::: Data to use :::

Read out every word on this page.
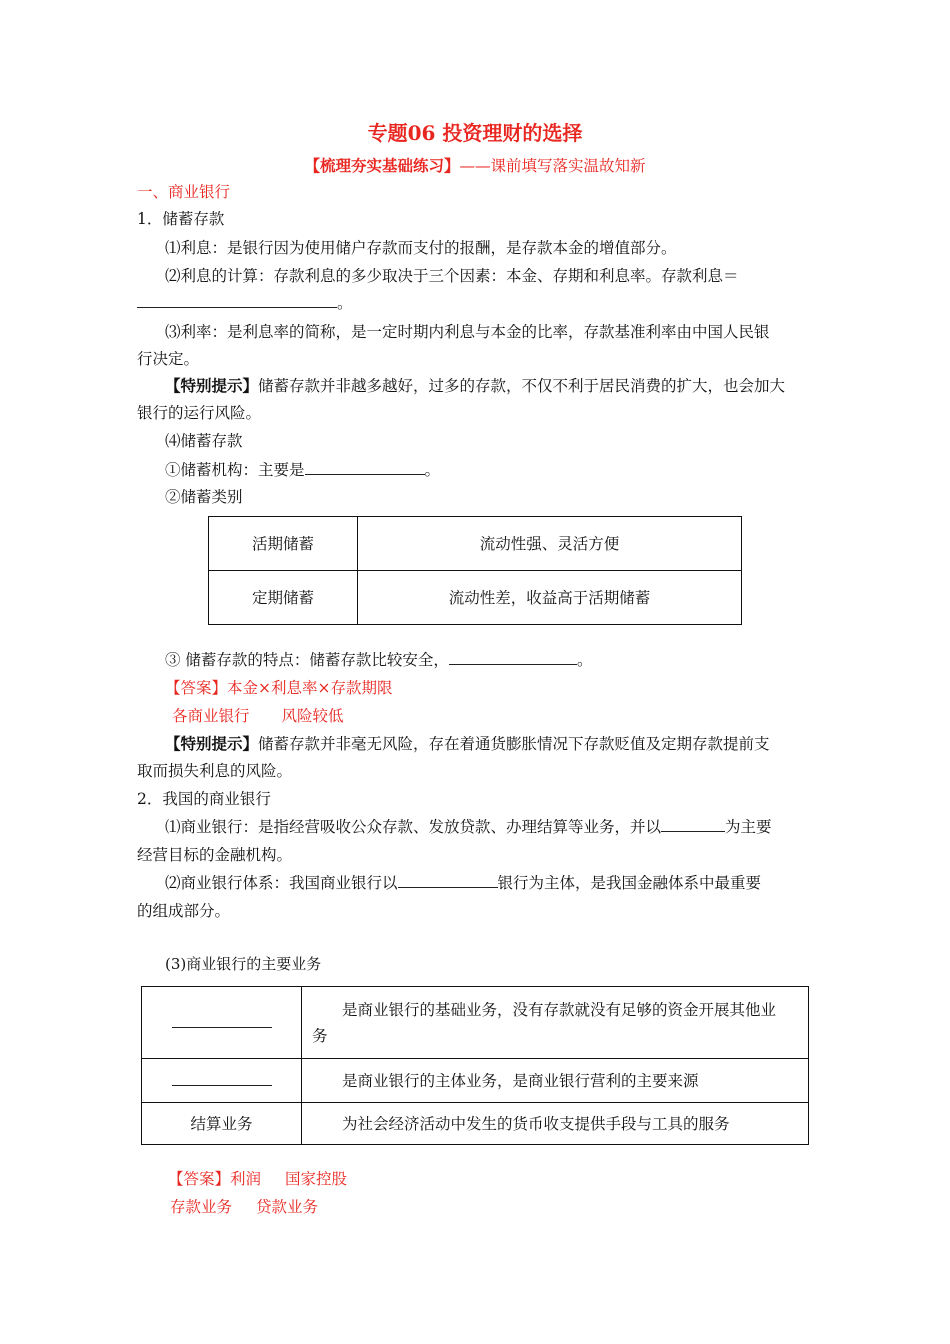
专题06 投资理财的选择
【梳理夯实基础练习】——课前填写落实温故知新
一、商业银行
1．储蓄存款
⑴利息：是银行因为使用储户存款而支付的报酬，是存款本金的增值部分。
⑵利息的计算：存款利息的多少取决于三个因素：本金、存期和利息率。存款利息＝
。
⑶利率：是利息率的简称，是一定时期内利息与本金的比率，存款基准利率由中国人民银
行决定。
【特别提示】储蓄存款并非越多越好，过多的存款，不仅不利于居民消费的扩大，也会加大
银行的运行风险。
⑷储蓄存款
①储蓄机构：主要是	。
②储蓄类别
活期储蓄	流动性强、灵活方便
定期储蓄	流动性差，收益高于活期储蓄
③ 储蓄存款的特点：储蓄存款比较安全，	。
【答案】本金×利息率×存款期限
各商业银行 风险较低
【特别提示】储蓄存款并非毫无风险，存在着通货膨胀情况下存款贬值及定期存款提前支
取而损失利息的风险。
2．我国的商业银行
⑴商业银行：是指经营吸收公众存款、发放贷款、办理结算等业务，并以	为主要
经营目标的金融机构。
⑵商业银行体系：我国商业银行以	银行为主体，是我国金融体系中最重要
的组成部分。
(3)商业银行的主要业务

	是商业银行的基础业务，没有存款就没有足够的资金开展其他业
务

	是商业银行的主体业务，是商业银行营利的主要来源

结算业务	为社会经济活动中发生的货币收支提供手段与工具的服务
【答案】利润 国家控股
存款业务 贷款业务
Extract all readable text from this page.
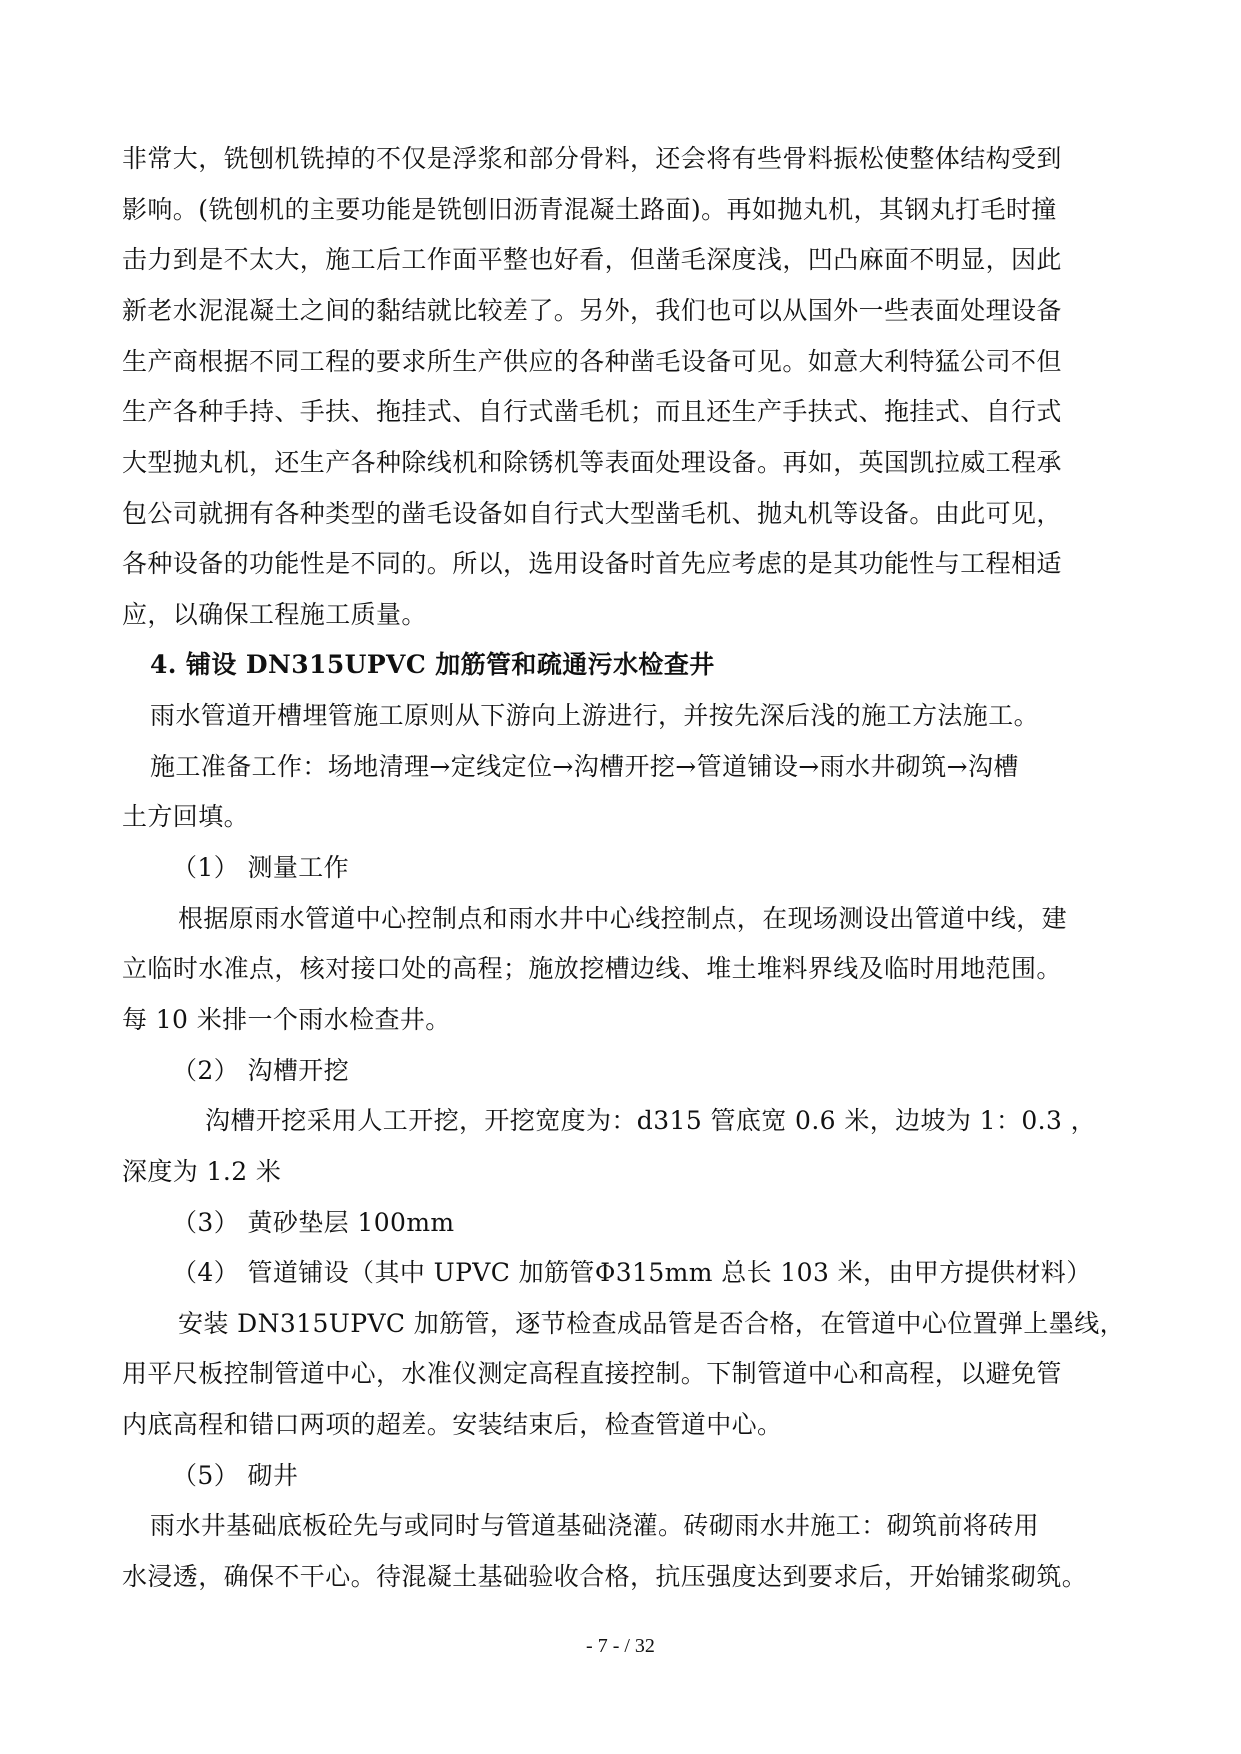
非常大，铣刨机铣掉的不仅是浮浆和部分骨料，还会将有些骨料振松使整体结构受到
影响。(铣刨机的主要功能是铣刨旧沥青混凝土路面)。再如抛丸机，其钢丸打毛时撞
击力到是不太大，施工后工作面平整也好看，但凿毛深度浅，凹凸麻面不明显，因此
新老水泥混凝土之间的黏结就比较差了。另外，我们也可以从国外一些表面处理设备
生产商根据不同工程的要求所生产供应的各种凿毛设备可见。如意大利特猛公司不但
生产各种手持、手扶、拖挂式、自行式凿毛机；而且还生产手扶式、拖挂式、自行式
大型抛丸机，还生产各种除线机和除锈机等表面处理设备。再如，英国凯拉威工程承
包公司就拥有各种类型的凿毛设备如自行式大型凿毛机、抛丸机等设备。由此可见，
各种设备的功能性是不同的。所以，选用设备时首先应考虑的是其功能性与工程相适
应，以确保工程施工质量。
4. 铺设 DN315UPVC 加筋管和疏通污水检查井
雨水管道开槽埋管施工原则从下游向上游进行，并按先深后浅的施工方法施工。
施工准备工作：场地清理→定线定位→沟槽开挖→管道铺设→雨水井砌筑→沟槽
土方回填。
（1） 测量工作
根据原雨水管道中心控制点和雨水井中心线控制点，在现场测设出管道中线，建
立临时水准点，核对接口处的高程；施放挖槽边线、堆土堆料界线及临时用地范围。
每 10 米排一个雨水检查井。
（2） 沟槽开挖
沟槽开挖采用人工开挖，开挖宽度为：d315 管底宽 0.6 米，边坡为 1：0.3 ，
深度为 1.2 米
（3） 黄砂垫层 100mm
（4） 管道铺设（其中 UPVC 加筋管Φ315mm 总长 103 米，由甲方提供材料）
安装 DN315UPVC 加筋管，逐节检查成品管是否合格，在管道中心位置弹上墨线，
用平尺板控制管道中心，水准仪测定高程直接控制。下制管道中心和高程，以避免管
内底高程和错口两项的超差。安装结束后，检查管道中心。
（5） 砌井
雨水井基础底板砼先与或同时与管道基础浇灌。砖砌雨水井施工：砌筑前将砖用
水浸透，确保不干心。待混凝土基础验收合格，抗压强度达到要求后，开始铺浆砌筑。
- 7 - / 32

:::

▶ Exercise description
Retype the records exactly. Any image in them should not appear in what you write.

▶ Correct answer
Read out every word on this page.
专题06 投资理财的选择
【梳理夯实基础练习】——课前填写落实温故知新
一、商业银行
1．储蓄存款
⑴利息：是银行因为使用储户存款而支付的报酬，是存款本金的增值部分。
⑵利息的计算：存款利息的多少取决于三个因素：本金、存期和利息率。存款利息＝
。
⑶利率：是利息率的简称，是一定时期内利息与本金的比率，存款基准利率由中国人民银
行决定。
【特别提示】储蓄存款并非越多越好，过多的存款，不仅不利于居民消费的扩大，也会加大
银行的运行风险。
⑷储蓄存款
①储蓄机构：主要是	。
②储蓄类别
活期储蓄	流动性强、灵活方便
定期储蓄	流动性差，收益高于活期储蓄
③ 储蓄存款的特点：储蓄存款比较安全，	。
【答案】本金×利息率×存款期限
各商业银行 风险较低
【特别提示】储蓄存款并非毫无风险，存在着通货膨胀情况下存款贬值及定期存款提前支
取而损失利息的风险。
2．我国的商业银行
⑴商业银行：是指经营吸收公众存款、发放贷款、办理结算等业务，并以	为主要
经营目标的金融机构。
⑵商业银行体系：我国商业银行以	银行为主体，是我国金融体系中最重要
的组成部分。
(3)商业银行的主要业务

	是商业银行的基础业务，没有存款就没有足够的资金开展其他业
务

	是商业银行的主体业务，是商业银行营利的主要来源

结算业务	为社会经济活动中发生的货币收支提供手段与工具的服务
【答案】利润 国家控股
存款业务 贷款业务
Extract all readable text from this page.
非常大，铣刨机铣掉的不仅是浮浆和部分骨料，还会将有些骨料振松使整体结构受到
影响。(铣刨机的主要功能是铣刨旧沥青混凝土路面)。再如抛丸机，其钢丸打毛时撞
击力到是不太大，施工后工作面平整也好看，但凿毛深度浅，凹凸麻面不明显，因此
新老水泥混凝土之间的黏结就比较差了。另外，我们也可以从国外一些表面处理设备
生产商根据不同工程的要求所生产供应的各种凿毛设备可见。如意大利特猛公司不但
生产各种手持、手扶、拖挂式、自行式凿毛机；而且还生产手扶式、拖挂式、自行式
大型抛丸机，还生产各种除线机和除锈机等表面处理设备。再如，英国凯拉威工程承
包公司就拥有各种类型的凿毛设备如自行式大型凿毛机、抛丸机等设备。由此可见，
各种设备的功能性是不同的。所以，选用设备时首先应考虑的是其功能性与工程相适
应，以确保工程施工质量。
4. 铺设 DN315UPVC 加筋管和疏通污水检查井
雨水管道开槽埋管施工原则从下游向上游进行，并按先深后浅的施工方法施工。
施工准备工作：场地清理→定线定位→沟槽开挖→管道铺设→雨水井砌筑→沟槽
土方回填。
（1） 测量工作
根据原雨水管道中心控制点和雨水井中心线控制点，在现场测设出管道中线，建
立临时水准点，核对接口处的高程；施放挖槽边线、堆土堆料界线及临时用地范围。
每 10 米排一个雨水检查井。
（2） 沟槽开挖
沟槽开挖采用人工开挖，开挖宽度为：d315 管底宽 0.6 米，边坡为 1：0.3 ，
深度为 1.2 米
（3） 黄砂垫层 100mm
（4） 管道铺设（其中 UPVC 加筋管Φ315mm 总长 103 米，由甲方提供材料）
安装 DN315UPVC 加筋管，逐节检查成品管是否合格，在管道中心位置弹上墨线，
用平尺板控制管道中心，水准仪测定高程直接控制。下制管道中心和高程，以避免管
内底高程和错口两项的超差。安装结束后，检查管道中心。
（5） 砌井
雨水井基础底板砼先与或同时与管道基础浇灌。砖砌雨水井施工：砌筑前将砖用
水浸透，确保不干心。待混凝土基础验收合格，抗压强度达到要求后，开始铺浆砌筑。
- 7 - / 32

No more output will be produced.